**Set problem**: Every entry below must appear again, exactly as written.

**Supplied information**:
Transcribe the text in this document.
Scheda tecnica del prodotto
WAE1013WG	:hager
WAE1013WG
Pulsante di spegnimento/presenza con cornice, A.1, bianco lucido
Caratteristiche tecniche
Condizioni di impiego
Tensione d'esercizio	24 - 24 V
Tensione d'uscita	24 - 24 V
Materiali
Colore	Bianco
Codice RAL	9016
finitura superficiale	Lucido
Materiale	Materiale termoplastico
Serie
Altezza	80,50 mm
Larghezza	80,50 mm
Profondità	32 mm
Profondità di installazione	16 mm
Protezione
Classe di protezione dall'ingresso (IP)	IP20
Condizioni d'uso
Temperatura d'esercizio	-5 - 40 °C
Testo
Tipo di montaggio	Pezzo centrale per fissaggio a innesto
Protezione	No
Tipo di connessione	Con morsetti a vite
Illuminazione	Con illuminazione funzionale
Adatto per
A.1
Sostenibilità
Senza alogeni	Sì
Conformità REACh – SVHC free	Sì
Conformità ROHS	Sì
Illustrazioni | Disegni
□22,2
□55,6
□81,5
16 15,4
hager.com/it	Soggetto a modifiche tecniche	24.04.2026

**Solution below**:
Transcribe the text in this document.
Scheda tecnica del prodotto
WAE1013WG	:hager
WAE1013WG
Pulsante di spegnimento/presenza con cornice, A.1, bianco lucido
Caratteristiche tecniche
Condizioni di impiego
Tensione d'esercizio	24 - 24 V
Tensione d'uscita	24 - 24 V
Materiali
Colore	Bianco
Codice RAL	9016
finitura superficiale	Lucido
Materiale	Materiale termoplastico
Serie
Altezza	80,50 mm
Larghezza	80,50 mm
Profondità	32 mm
Profondità di installazione	16 mm
Protezione
Classe di protezione dall'ingresso (IP)	IP20
Condizioni d'uso
Temperatura d'esercizio	-5 - 40 °C
Testo
Tipo di montaggio	Pezzo centrale per fissaggio a innesto
Protezione	No
Tipo di connessione	Con morsetti a vite
Illuminazione	Con illuminazione funzionale
Adatto per
A.1
Sostenibilità
Senza alogeni	Sì
Conformità REACh – SVHC free	Sì
Conformità ROHS	Sì
Illustrazioni | Disegni
□22,2
□55,6
□81,5
16 15,4
hager.com/it	Soggetto a modifiche tecniche	24.04.2026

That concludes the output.